* _Input data_
----------------

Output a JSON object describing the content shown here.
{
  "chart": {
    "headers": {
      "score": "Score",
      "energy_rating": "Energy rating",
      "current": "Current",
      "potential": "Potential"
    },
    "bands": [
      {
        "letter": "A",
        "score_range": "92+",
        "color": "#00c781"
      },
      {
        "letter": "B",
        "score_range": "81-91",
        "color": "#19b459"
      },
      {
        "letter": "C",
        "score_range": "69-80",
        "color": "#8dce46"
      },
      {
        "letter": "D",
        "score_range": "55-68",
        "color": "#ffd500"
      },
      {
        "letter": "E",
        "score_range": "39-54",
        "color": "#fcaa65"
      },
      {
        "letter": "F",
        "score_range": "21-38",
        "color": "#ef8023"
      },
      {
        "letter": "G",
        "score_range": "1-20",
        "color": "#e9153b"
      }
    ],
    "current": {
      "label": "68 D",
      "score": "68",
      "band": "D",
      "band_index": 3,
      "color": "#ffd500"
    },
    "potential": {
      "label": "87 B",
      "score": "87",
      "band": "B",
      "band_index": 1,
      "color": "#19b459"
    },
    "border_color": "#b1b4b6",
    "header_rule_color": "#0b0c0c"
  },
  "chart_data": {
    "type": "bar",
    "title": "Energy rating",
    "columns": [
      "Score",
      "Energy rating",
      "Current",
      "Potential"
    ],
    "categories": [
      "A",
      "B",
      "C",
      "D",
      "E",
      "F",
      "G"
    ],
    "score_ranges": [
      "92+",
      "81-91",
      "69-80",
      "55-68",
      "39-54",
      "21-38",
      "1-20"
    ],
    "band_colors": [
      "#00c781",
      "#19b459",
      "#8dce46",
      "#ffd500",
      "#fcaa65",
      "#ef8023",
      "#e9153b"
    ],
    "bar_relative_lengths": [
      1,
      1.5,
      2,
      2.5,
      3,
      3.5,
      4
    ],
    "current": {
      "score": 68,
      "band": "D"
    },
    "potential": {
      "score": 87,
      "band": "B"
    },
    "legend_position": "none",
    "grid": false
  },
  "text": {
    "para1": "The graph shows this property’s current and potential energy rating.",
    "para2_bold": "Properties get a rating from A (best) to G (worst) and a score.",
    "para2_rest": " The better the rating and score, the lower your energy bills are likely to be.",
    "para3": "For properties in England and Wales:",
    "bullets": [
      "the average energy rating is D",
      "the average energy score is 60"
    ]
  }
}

----------------

* _Requirement_
Extract each line of the listing above, copying it word for word.

* _Response_
Output a JSON object describing the content shown here.
{
  "chart": {
    "headers": {
      "score": "Score",
      "energy_rating": "Energy rating",
      "current": "Current",
      "potential": "Potential"
    },
    "bands": [
      {
        "letter": "A",
        "score_range": "92+",
        "color": "#00c781"
      },
      {
        "letter": "B",
        "score_range": "81-91",
        "color": "#19b459"
      },
      {
        "letter": "C",
        "score_range": "69-80",
        "color": "#8dce46"
      },
      {
        "letter": "D",
        "score_range": "55-68",
        "color": "#ffd500"
      },
      {
        "letter": "E",
        "score_range": "39-54",
        "color": "#fcaa65"
      },
      {
        "letter": "F",
        "score_range": "21-38",
        "color": "#ef8023"
      },
      {
        "letter": "G",
        "score_range": "1-20",
        "color": "#e9153b"
      }
    ],
    "current": {
      "label": "68 D",
      "score": "68",
      "band": "D",
      "band_index": 3,
      "color": "#ffd500"
    },
    "potential": {
      "label": "87 B",
      "score": "87",
      "band": "B",
      "band_index": 1,
      "color": "#19b459"
    },
    "border_color": "#b1b4b6",
    "header_rule_color": "#0b0c0c"
  },
  "chart_data": {
    "type": "bar",
    "title": "Energy rating",
    "columns": [
      "Score",
      "Energy rating",
      "Current",
      "Potential"
    ],
    "categories": [
      "A",
      "B",
      "C",
      "D",
      "E",
      "F",
      "G"
    ],
    "score_ranges": [
      "92+",
      "81-91",
      "69-80",
      "55-68",
      "39-54",
      "21-38",
      "1-20"
    ],
    "band_colors": [
      "#00c781",
      "#19b459",
      "#8dce46",
      "#ffd500",
      "#fcaa65",
      "#ef8023",
      "#e9153b"
    ],
    "bar_relative_lengths": [
      1,
      1.5,
      2,
      2.5,
      3,
      3.5,
      4
    ],
    "current": {
      "score": 68,
      "band": "D"
    },
    "potential": {
      "score": 87,
      "band": "B"
    },
    "legend_position": "none",
    "grid": false
  },
  "text": {
    "para1": "The graph shows this property’s current and potential energy rating.",
    "para2_bold": "Properties get a rating from A (best) to G (worst) and a score.",
    "para2_rest": " The better the rating and score, the lower your energy bills are likely to be.",
    "para3": "For properties in England and Wales:",
    "bullets": [
      "the average energy rating is D",
      "the average energy score is 60"
    ]
  }
}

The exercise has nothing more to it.